Look over the entries that follow and work out how many lines contain "globus". State the number only.

--- START ---

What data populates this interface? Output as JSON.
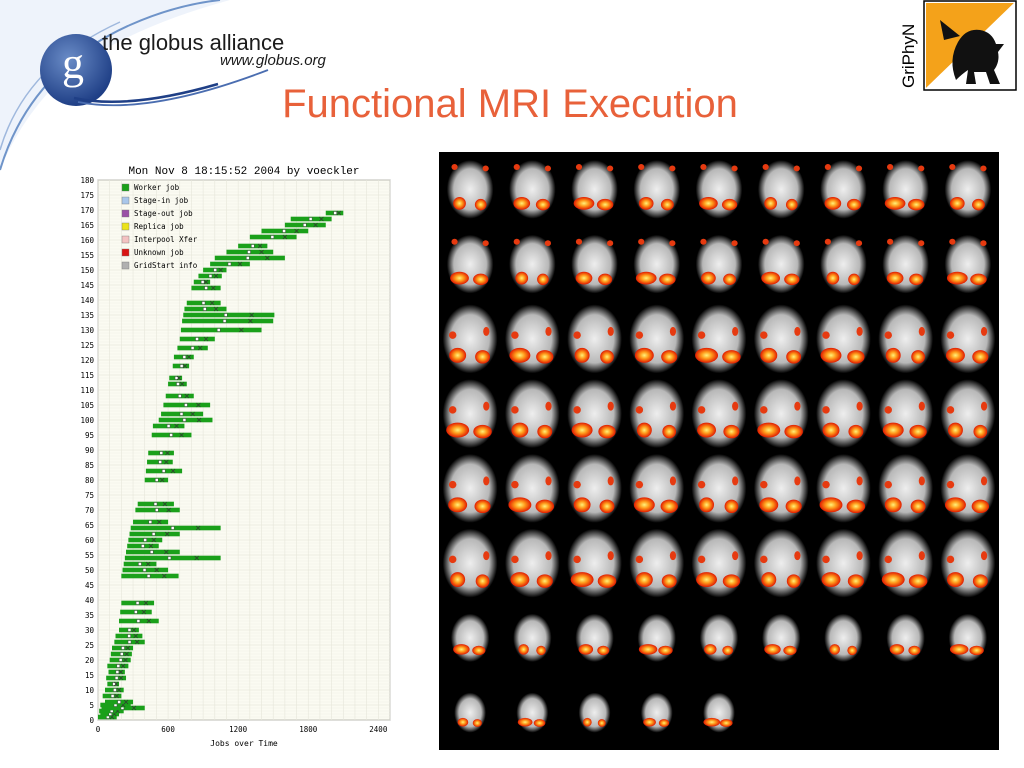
{
  "logo": {
    "letter": "g",
    "name": "the globus alliance",
    "url": "www.globus.org"
  },
  "title": "Functional MRI Execution",
  "griphyn": {
    "label": "GriPhyN"
  },
  "chart_data": {
    "type": "gantt",
    "title": "Mon Nov  8 18:15:52 2004 by voeckler",
    "xlabel": "Jobs over Time",
    "xlim": [
      0,
      2500
    ],
    "ylim": [
      0,
      180
    ],
    "xticks": [
      0,
      600,
      1200,
      1800,
      2400
    ],
    "yticks": [
      0,
      5,
      10,
      15,
      20,
      25,
      30,
      35,
      40,
      45,
      50,
      55,
      60,
      65,
      70,
      75,
      80,
      85,
      90,
      95,
      100,
      105,
      110,
      115,
      120,
      125,
      130,
      135,
      140,
      145,
      150,
      155,
      160,
      165,
      170,
      175,
      180
    ],
    "grid": true,
    "legend_position": "top-left",
    "legend": [
      {
        "label": "Worker job",
        "color": "#1aa01a"
      },
      {
        "label": "Stage-in job",
        "color": "#a9c6ea"
      },
      {
        "label": "Stage-out job",
        "color": "#9a4fa6"
      },
      {
        "label": "Replica job",
        "color": "#ebe31a"
      },
      {
        "label": "Interpool Xfer",
        "color": "#f3c2c2"
      },
      {
        "label": "Unknown job",
        "color": "#d91414"
      },
      {
        "label": "GridStart info",
        "color": "#b0b0b0"
      }
    ],
    "jobs": [
      {
        "y": 1,
        "start": 0,
        "end": 160
      },
      {
        "y": 2,
        "start": 20,
        "end": 180
      },
      {
        "y": 3,
        "start": 10,
        "end": 220
      },
      {
        "y": 4,
        "start": 30,
        "end": 400
      },
      {
        "y": 5,
        "start": 20,
        "end": 280
      },
      {
        "y": 6,
        "start": 60,
        "end": 300
      },
      {
        "y": 8,
        "start": 40,
        "end": 200
      },
      {
        "y": 10,
        "start": 60,
        "end": 220
      },
      {
        "y": 12,
        "start": 80,
        "end": 180
      },
      {
        "y": 14,
        "start": 70,
        "end": 240
      },
      {
        "y": 16,
        "start": 90,
        "end": 230
      },
      {
        "y": 18,
        "start": 80,
        "end": 260
      },
      {
        "y": 20,
        "start": 100,
        "end": 280
      },
      {
        "y": 22,
        "start": 110,
        "end": 290
      },
      {
        "y": 24,
        "start": 120,
        "end": 300
      },
      {
        "y": 26,
        "start": 140,
        "end": 400
      },
      {
        "y": 28,
        "start": 150,
        "end": 380
      },
      {
        "y": 30,
        "start": 180,
        "end": 350
      },
      {
        "y": 33,
        "start": 180,
        "end": 520
      },
      {
        "y": 36,
        "start": 190,
        "end": 460
      },
      {
        "y": 39,
        "start": 200,
        "end": 480
      },
      {
        "y": 48,
        "start": 200,
        "end": 690
      },
      {
        "y": 50,
        "start": 210,
        "end": 600
      },
      {
        "y": 52,
        "start": 220,
        "end": 500
      },
      {
        "y": 54,
        "start": 230,
        "end": 1050
      },
      {
        "y": 56,
        "start": 240,
        "end": 700
      },
      {
        "y": 58,
        "start": 250,
        "end": 520
      },
      {
        "y": 60,
        "start": 260,
        "end": 550
      },
      {
        "y": 62,
        "start": 270,
        "end": 700
      },
      {
        "y": 64,
        "start": 280,
        "end": 1050
      },
      {
        "y": 66,
        "start": 300,
        "end": 600
      },
      {
        "y": 70,
        "start": 320,
        "end": 700
      },
      {
        "y": 72,
        "start": 340,
        "end": 650
      },
      {
        "y": 80,
        "start": 400,
        "end": 600
      },
      {
        "y": 83,
        "start": 410,
        "end": 720
      },
      {
        "y": 86,
        "start": 420,
        "end": 640
      },
      {
        "y": 89,
        "start": 430,
        "end": 650
      },
      {
        "y": 95,
        "start": 460,
        "end": 800
      },
      {
        "y": 98,
        "start": 470,
        "end": 740
      },
      {
        "y": 100,
        "start": 520,
        "end": 980
      },
      {
        "y": 102,
        "start": 540,
        "end": 900
      },
      {
        "y": 105,
        "start": 560,
        "end": 960
      },
      {
        "y": 108,
        "start": 580,
        "end": 820
      },
      {
        "y": 112,
        "start": 600,
        "end": 760
      },
      {
        "y": 114,
        "start": 610,
        "end": 720
      },
      {
        "y": 118,
        "start": 640,
        "end": 780
      },
      {
        "y": 121,
        "start": 650,
        "end": 820
      },
      {
        "y": 124,
        "start": 680,
        "end": 940
      },
      {
        "y": 127,
        "start": 700,
        "end": 1000
      },
      {
        "y": 130,
        "start": 710,
        "end": 1400
      },
      {
        "y": 133,
        "start": 720,
        "end": 1500
      },
      {
        "y": 135,
        "start": 730,
        "end": 1510
      },
      {
        "y": 137,
        "start": 740,
        "end": 1100
      },
      {
        "y": 139,
        "start": 760,
        "end": 1050
      },
      {
        "y": 144,
        "start": 800,
        "end": 1050
      },
      {
        "y": 146,
        "start": 820,
        "end": 960
      },
      {
        "y": 148,
        "start": 860,
        "end": 1060
      },
      {
        "y": 150,
        "start": 900,
        "end": 1100
      },
      {
        "y": 152,
        "start": 960,
        "end": 1300
      },
      {
        "y": 154,
        "start": 1000,
        "end": 1600
      },
      {
        "y": 156,
        "start": 1100,
        "end": 1500
      },
      {
        "y": 158,
        "start": 1200,
        "end": 1450
      },
      {
        "y": 161,
        "start": 1300,
        "end": 1700
      },
      {
        "y": 163,
        "start": 1400,
        "end": 1800
      },
      {
        "y": 165,
        "start": 1600,
        "end": 1950
      },
      {
        "y": 167,
        "start": 1650,
        "end": 2000
      },
      {
        "y": 169,
        "start": 1950,
        "end": 2100
      }
    ]
  }
}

--- END ---

Complete output: 2